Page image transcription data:
:::::

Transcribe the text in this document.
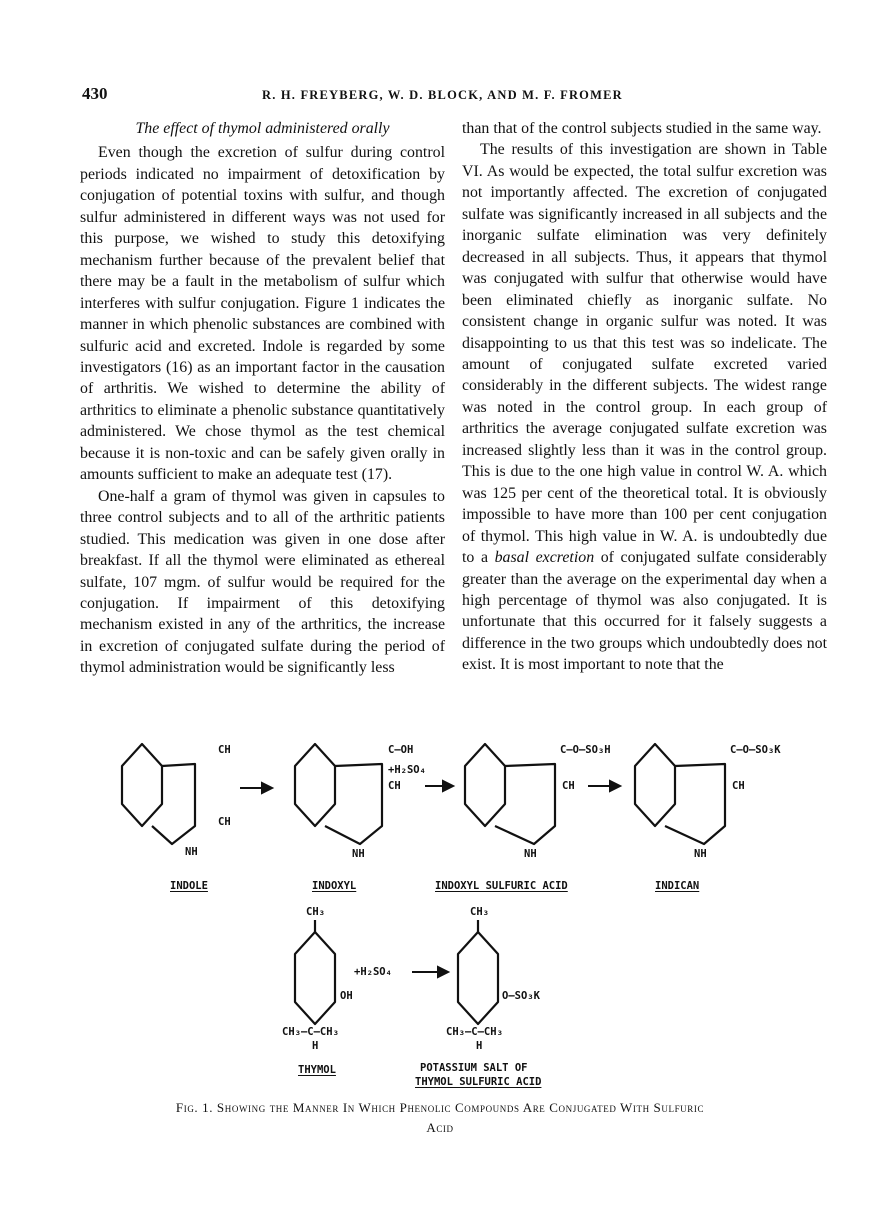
430	R. H. FREYBERG, W. D. BLOCK, AND M. F. FROMER
The effect of thymol administered orally

Even though the excretion of sulfur during control periods indicated no impairment of detoxification by conjugation of potential toxins with sulfur, and though sulfur administered in different ways was not used for this purpose, we wished to study this detoxifying mechanism further because of the prevalent belief that there may be a fault in the metabolism of sulfur which interferes with sulfur conjugation. Figure 1 indicates the manner in which phenolic substances are combined with sulfuric acid and excreted. Indole is regarded by some investigators (16) as an important factor in the causation of arthritis. We wished to determine the ability of arthritics to eliminate a phenolic substance quantitatively administered. We chose thymol as the test chemical because it is non-toxic and can be safely given orally in amounts sufficient to make an adequate test (17).

One-half a gram of thymol was given in capsules to three control subjects and to all of the arthritic patients studied. This medication was given in one dose after breakfast. If all the thymol were eliminated as ethereal sulfate, 107 mgm. of sulfur would be required for the conjugation. If impairment of this detoxifying mechanism existed in any of the arthritics, the increase in excretion of conjugated sulfate during the period of thymol administration would be significantly less

than that of the control subjects studied in the same way.

The results of this investigation are shown in Table VI. As would be expected, the total sulfur excretion was not importantly affected. The excretion of conjugated sulfate was significantly increased in all subjects and the inorganic sulfate elimination was very definitely decreased in all subjects. Thus, it appears that thymol was conjugated with sulfur that otherwise would have been eliminated chiefly as inorganic sulfate. No consistent change in organic sulfur was noted. It was disappointing to us that this test was so indelicate. The amount of conjugated sulfate excreted varied considerably in the different subjects. The widest range was noted in the control group. In each group of arthritics the average conjugated sulfate excretion was increased slightly less than it was in the control group. This is due to the one high value in control W. A. which was 125 per cent of the theoretical total. It is obviously impossible to have more than 100 per cent conjugation of thymol. This high value in W. A. is undoubtedly due to a basal excretion of conjugated sulfate considerably greater than the average on the experimental day when a high percentage of thymol was also conjugated. It is unfortunate that this occurred for it falsely suggests a difference in the two groups which undoubtedly does not exist. It is most important to note that the

CH
CH
NH
INDOLE
C—OH
+H₂SO₄
CH
NH
INDOXYL
C—O—SO₃H
CH
NH
INDOXYL SULFURIC ACID
C—O—SO₃K
CH
NH
INDICAN
CH₃
OH
CH₃—C—CH₃
H
THYMOL
+H₂SO₄
CH₃
O—SO₃K
CH₃—C—CH₃
H
POTASSIUM SALT OF
THYMOL SULFURIC ACID
Fig. 1. Showing the Manner In Which Phenolic Compounds Are Conjugated With Sulfuric
Acid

:::::

> Work instruction
A word-for-word copy of all the data is required, minus the pictures.

> Problem solution
Transcribe the text in this document.
430	R. H. FREYBERG, W. D. BLOCK, AND M. F. FROMER
The effect of thymol administered orally

Even though the excretion of sulfur during control periods indicated no impairment of detoxification by conjugation of potential toxins with sulfur, and though sulfur administered in different ways was not used for this purpose, we wished to study this detoxifying mechanism further because of the prevalent belief that there may be a fault in the metabolism of sulfur which interferes with sulfur conjugation. Figure 1 indicates the manner in which phenolic substances are combined with sulfuric acid and excreted. Indole is regarded by some investigators (16) as an important factor in the causation of arthritis. We wished to determine the ability of arthritics to eliminate a phenolic substance quantitatively administered. We chose thymol as the test chemical because it is non-toxic and can be safely given orally in amounts sufficient to make an adequate test (17).

One-half a gram of thymol was given in capsules to three control subjects and to all of the arthritic patients studied. This medication was given in one dose after breakfast. If all the thymol were eliminated as ethereal sulfate, 107 mgm. of sulfur would be required for the conjugation. If impairment of this detoxifying mechanism existed in any of the arthritics, the increase in excretion of conjugated sulfate during the period of thymol administration would be significantly less

than that of the control subjects studied in the same way.

The results of this investigation are shown in Table VI. As would be expected, the total sulfur excretion was not importantly affected. The excretion of conjugated sulfate was significantly increased in all subjects and the inorganic sulfate elimination was very definitely decreased in all subjects. Thus, it appears that thymol was conjugated with sulfur that otherwise would have been eliminated chiefly as inorganic sulfate. No consistent change in organic sulfur was noted. It was disappointing to us that this test was so indelicate. The amount of conjugated sulfate excreted varied considerably in the different subjects. The widest range was noted in the control group. In each group of arthritics the average conjugated sulfate excretion was increased slightly less than it was in the control group. This is due to the one high value in control W. A. which was 125 per cent of the theoretical total. It is obviously impossible to have more than 100 per cent conjugation of thymol. This high value in W. A. is undoubtedly due to a basal excretion of conjugated sulfate considerably greater than the average on the experimental day when a high percentage of thymol was also conjugated. It is unfortunate that this occurred for it falsely suggests a difference in the two groups which undoubtedly does not exist. It is most important to note that the

CH
CH
NH
INDOLE
C—OH
+H₂SO₄
CH
NH
INDOXYL
C—O—SO₃H
CH
NH
INDOXYL SULFURIC ACID
C—O—SO₃K
CH
NH
INDICAN
CH₃
OH
CH₃—C—CH₃
H
THYMOL
+H₂SO₄
CH₃
O—SO₃K
CH₃—C—CH₃
H
POTASSIUM SALT OF
THYMOL SULFURIC ACID
Fig. 1. Showing the Manner In Which Phenolic Compounds Are Conjugated With Sulfuric
Acid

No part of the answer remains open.